=== SHORT TASK ===
Print out every line, exactly as written.

=== RECORDS FOR THIS TASK ===

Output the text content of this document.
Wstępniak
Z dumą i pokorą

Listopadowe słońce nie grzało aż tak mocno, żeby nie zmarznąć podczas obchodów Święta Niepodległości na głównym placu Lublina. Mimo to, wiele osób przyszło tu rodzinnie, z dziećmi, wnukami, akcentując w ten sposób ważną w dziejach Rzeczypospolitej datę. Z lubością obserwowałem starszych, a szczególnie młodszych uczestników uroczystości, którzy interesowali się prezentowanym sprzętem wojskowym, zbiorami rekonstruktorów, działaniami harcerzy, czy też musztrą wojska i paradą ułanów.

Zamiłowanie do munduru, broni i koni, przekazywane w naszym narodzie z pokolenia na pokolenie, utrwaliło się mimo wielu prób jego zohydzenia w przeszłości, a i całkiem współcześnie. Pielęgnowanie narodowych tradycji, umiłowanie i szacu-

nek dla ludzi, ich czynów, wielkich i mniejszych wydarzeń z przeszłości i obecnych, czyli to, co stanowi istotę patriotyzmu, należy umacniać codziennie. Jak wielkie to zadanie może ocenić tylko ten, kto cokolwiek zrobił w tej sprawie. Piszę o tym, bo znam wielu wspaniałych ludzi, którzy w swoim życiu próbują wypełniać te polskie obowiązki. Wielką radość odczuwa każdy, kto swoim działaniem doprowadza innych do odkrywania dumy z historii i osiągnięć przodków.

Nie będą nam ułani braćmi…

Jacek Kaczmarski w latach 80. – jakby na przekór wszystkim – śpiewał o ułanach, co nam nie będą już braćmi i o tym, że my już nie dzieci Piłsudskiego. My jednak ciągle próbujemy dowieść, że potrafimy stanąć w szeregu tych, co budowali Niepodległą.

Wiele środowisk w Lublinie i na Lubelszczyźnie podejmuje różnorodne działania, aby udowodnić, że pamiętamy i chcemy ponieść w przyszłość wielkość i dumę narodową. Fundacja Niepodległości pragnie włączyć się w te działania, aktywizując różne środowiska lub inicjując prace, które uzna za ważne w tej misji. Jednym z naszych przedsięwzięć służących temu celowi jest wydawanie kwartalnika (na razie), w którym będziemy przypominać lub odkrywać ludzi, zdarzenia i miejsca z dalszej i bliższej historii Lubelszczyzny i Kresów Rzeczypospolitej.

=== REPLY TO THE TASK ===
Output the text content of this document.
Wstępniak
Z dumą i pokorą

Listopadowe słońce nie grzało aż tak mocno, żeby nie zmarznąć podczas obchodów Święta Niepodległości na głównym placu Lublina. Mimo to, wiele osób przyszło tu rodzinnie, z dziećmi, wnukami, akcentując w ten sposób ważną w dziejach Rzeczypospolitej datę. Z lubością obserwowałem starszych, a szczególnie młodszych uczestników uroczystości, którzy interesowali się prezentowanym sprzętem wojskowym, zbiorami rekonstruktorów, działaniami harcerzy, czy też musztrą wojska i paradą ułanów.

Zamiłowanie do munduru, broni i koni, przekazywane w naszym narodzie z pokolenia na pokolenie, utrwaliło się mimo wielu prób jego zohydzenia w przeszłości, a i całkiem współcześnie. Pielęgnowanie narodowych tradycji, umiłowanie i szacu-

nek dla ludzi, ich czynów, wielkich i mniejszych wydarzeń z przeszłości i obecnych, czyli to, co stanowi istotę patriotyzmu, należy umacniać codziennie. Jak wielkie to zadanie może ocenić tylko ten, kto cokolwiek zrobił w tej sprawie. Piszę o tym, bo znam wielu wspaniałych ludzi, którzy w swoim życiu próbują wypełniać te polskie obowiązki. Wielką radość odczuwa każdy, kto swoim działaniem doprowadza innych do odkrywania dumy z historii i osiągnięć przodków.

Nie będą nam ułani braćmi…

Jacek Kaczmarski w latach 80. – jakby na przekór wszystkim – śpiewał o ułanach, co nam nie będą już braćmi i o tym, że my już nie dzieci Piłsudskiego. My jednak ciągle próbujemy dowieść, że potrafimy stanąć w szeregu tych, co budowali Niepodległą.

Wiele środowisk w Lublinie i na Lubelszczyźnie podejmuje różnorodne działania, aby udowodnić, że pamiętamy i chcemy ponieść w przyszłość wielkość i dumę narodową. Fundacja Niepodległości pragnie włączyć się w te działania, aktywizując różne środowiska lub inicjując prace, które uzna za ważne w tej misji. Jednym z naszych przedsięwzięć służących temu celowi jest wydawanie kwartalnika (na razie), w którym będziemy przypominać lub odkrywać ludzi, zdarzenia i miejsca z dalszej i bliższej historii Lubelszczyzny i Kresów Rzeczypospolitej.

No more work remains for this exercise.